SHORT PROBLEM:
Count how many lines contain the word "screenshot". Respond with the number alone.

INPUT RECORDS:

==========

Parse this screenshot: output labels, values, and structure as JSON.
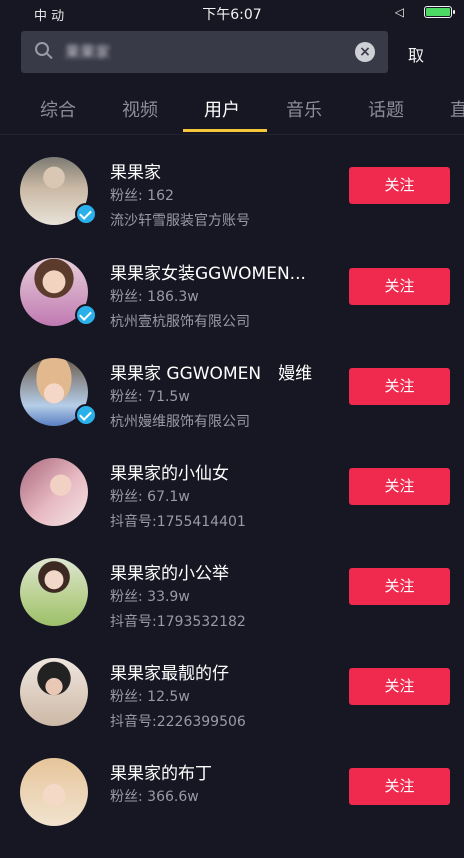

==========

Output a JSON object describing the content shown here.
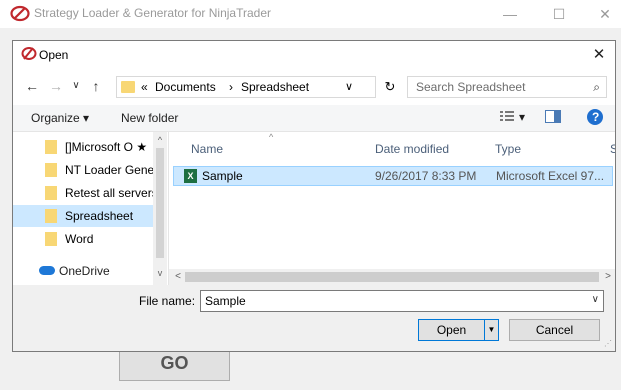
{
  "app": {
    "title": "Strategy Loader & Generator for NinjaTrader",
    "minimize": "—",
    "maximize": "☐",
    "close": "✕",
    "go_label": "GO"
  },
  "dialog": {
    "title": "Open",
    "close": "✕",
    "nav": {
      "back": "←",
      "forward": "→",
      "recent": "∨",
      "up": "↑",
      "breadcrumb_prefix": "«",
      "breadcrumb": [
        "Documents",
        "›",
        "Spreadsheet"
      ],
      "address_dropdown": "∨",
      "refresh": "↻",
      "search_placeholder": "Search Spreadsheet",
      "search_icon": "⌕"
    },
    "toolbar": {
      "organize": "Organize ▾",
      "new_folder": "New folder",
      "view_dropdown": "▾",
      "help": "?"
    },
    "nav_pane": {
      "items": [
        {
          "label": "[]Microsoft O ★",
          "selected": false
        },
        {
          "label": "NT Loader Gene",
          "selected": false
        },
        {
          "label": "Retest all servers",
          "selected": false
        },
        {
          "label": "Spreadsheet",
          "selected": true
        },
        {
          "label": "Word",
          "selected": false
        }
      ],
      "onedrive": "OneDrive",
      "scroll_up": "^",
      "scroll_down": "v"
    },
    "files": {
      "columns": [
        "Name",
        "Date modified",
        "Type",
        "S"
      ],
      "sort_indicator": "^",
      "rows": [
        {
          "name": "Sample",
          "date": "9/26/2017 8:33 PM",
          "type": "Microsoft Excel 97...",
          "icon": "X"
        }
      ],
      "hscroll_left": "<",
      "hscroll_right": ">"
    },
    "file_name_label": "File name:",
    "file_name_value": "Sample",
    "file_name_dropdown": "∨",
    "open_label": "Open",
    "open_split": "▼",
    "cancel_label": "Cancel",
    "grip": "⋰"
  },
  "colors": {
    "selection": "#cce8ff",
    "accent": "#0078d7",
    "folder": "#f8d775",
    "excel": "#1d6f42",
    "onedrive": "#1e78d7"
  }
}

==========

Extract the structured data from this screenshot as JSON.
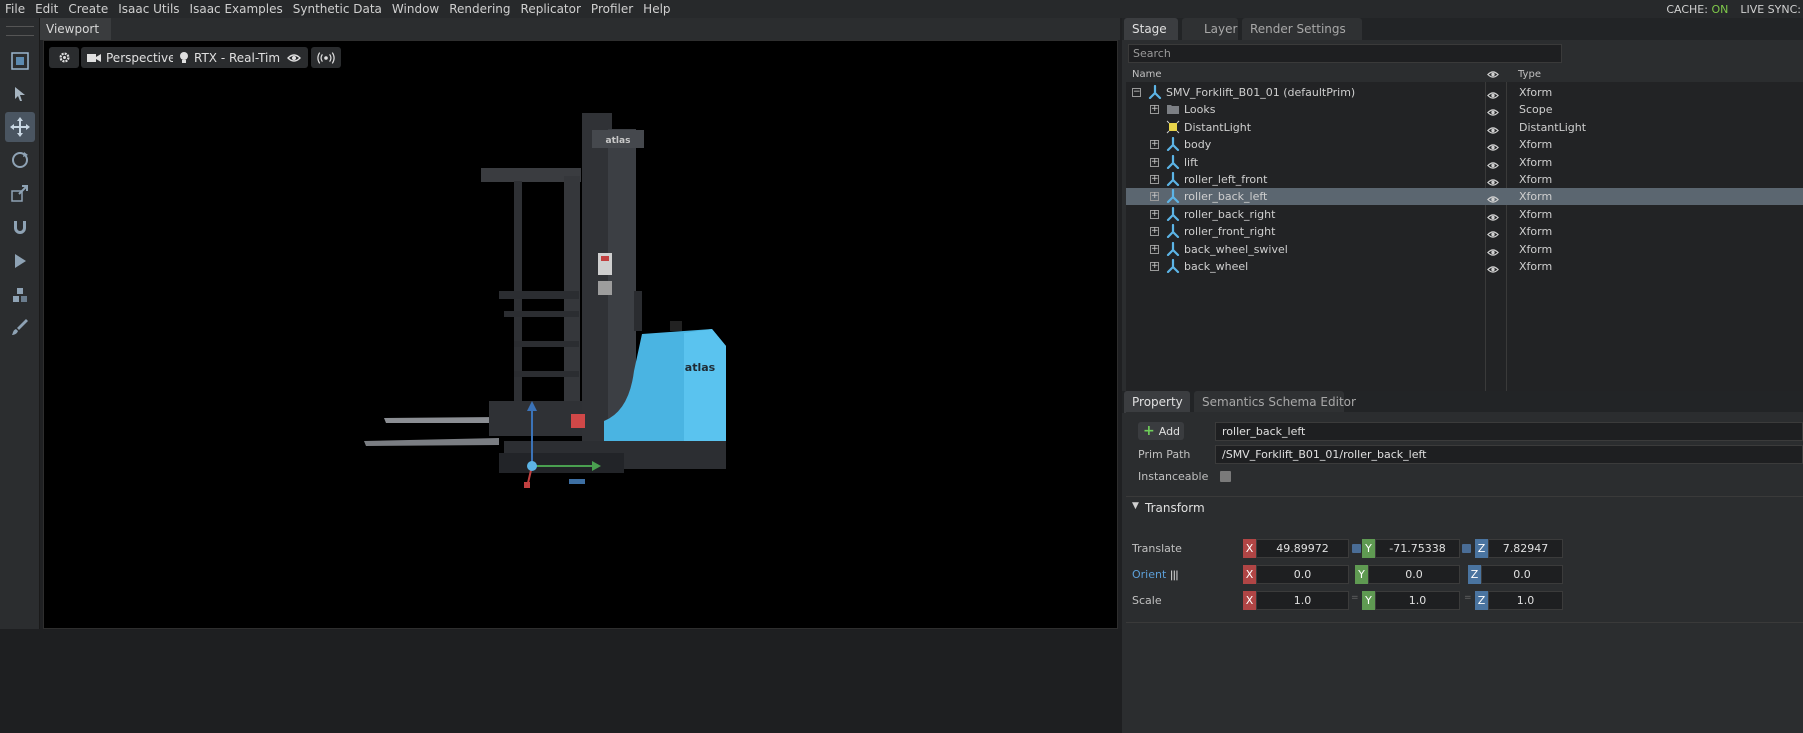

==========

SOLUTION:
2